→ **EXERCISE AIM**: In the listing below, locate the line containing "Transcribe this image's"; reproduce that line and all lines that follow it, unchanged.

[Dataset excerpts]
= = = = =

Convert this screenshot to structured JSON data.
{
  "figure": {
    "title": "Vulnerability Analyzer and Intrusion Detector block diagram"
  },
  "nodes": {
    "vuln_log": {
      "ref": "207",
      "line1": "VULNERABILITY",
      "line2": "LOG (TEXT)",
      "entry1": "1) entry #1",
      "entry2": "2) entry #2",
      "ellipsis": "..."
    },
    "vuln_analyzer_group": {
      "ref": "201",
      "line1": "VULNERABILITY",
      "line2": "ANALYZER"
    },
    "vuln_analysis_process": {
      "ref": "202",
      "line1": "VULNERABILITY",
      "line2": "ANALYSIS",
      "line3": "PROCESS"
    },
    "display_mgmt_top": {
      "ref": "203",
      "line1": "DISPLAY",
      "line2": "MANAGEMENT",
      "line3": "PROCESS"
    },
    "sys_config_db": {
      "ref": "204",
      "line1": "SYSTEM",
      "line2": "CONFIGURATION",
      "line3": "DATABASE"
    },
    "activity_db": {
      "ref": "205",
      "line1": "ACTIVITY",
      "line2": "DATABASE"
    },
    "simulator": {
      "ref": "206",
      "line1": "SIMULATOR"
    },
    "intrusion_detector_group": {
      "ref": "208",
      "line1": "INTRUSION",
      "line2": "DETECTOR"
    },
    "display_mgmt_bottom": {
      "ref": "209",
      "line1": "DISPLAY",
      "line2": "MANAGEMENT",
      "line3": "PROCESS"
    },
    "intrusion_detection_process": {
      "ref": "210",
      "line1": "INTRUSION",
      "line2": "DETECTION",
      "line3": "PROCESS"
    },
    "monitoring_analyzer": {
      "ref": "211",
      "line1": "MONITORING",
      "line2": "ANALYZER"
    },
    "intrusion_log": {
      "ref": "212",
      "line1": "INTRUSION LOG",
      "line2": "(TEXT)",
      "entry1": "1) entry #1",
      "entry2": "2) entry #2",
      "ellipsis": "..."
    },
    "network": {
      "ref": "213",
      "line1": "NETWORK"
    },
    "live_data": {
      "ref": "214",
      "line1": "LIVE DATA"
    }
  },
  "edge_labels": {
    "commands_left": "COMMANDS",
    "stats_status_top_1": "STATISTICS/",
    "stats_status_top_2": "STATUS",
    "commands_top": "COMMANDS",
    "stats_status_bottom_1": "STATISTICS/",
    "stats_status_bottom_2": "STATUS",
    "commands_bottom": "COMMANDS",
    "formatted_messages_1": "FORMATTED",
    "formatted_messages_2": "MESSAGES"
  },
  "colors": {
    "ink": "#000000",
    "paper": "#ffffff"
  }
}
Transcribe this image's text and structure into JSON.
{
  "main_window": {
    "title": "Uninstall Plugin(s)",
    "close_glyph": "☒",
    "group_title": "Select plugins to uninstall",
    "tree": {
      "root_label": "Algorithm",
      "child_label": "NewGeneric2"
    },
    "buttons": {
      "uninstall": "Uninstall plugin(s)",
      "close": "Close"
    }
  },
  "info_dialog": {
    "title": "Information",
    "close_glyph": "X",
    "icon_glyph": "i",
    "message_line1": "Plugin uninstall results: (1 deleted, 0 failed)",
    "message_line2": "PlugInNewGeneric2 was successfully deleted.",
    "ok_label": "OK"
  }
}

= = = = =

→ **ANSWER FOR THE TASK**:
Transcribe this image's text and structure into JSON.
{
  "main_window": {
    "title": "Uninstall Plugin(s)",
    "close_glyph": "☒",
    "group_title": "Select plugins to uninstall",
    "tree": {
      "root_label": "Algorithm",
      "child_label": "NewGeneric2"
    },
    "buttons": {
      "uninstall": "Uninstall plugin(s)",
      "close": "Close"
    }
  },
  "info_dialog": {
    "title": "Information",
    "close_glyph": "X",
    "icon_glyph": "i",
    "message_line1": "Plugin uninstall results: (1 deleted, 0 failed)",
    "message_line2": "PlugInNewGeneric2 was successfully deleted.",
    "ok_label": "OK"
  }
}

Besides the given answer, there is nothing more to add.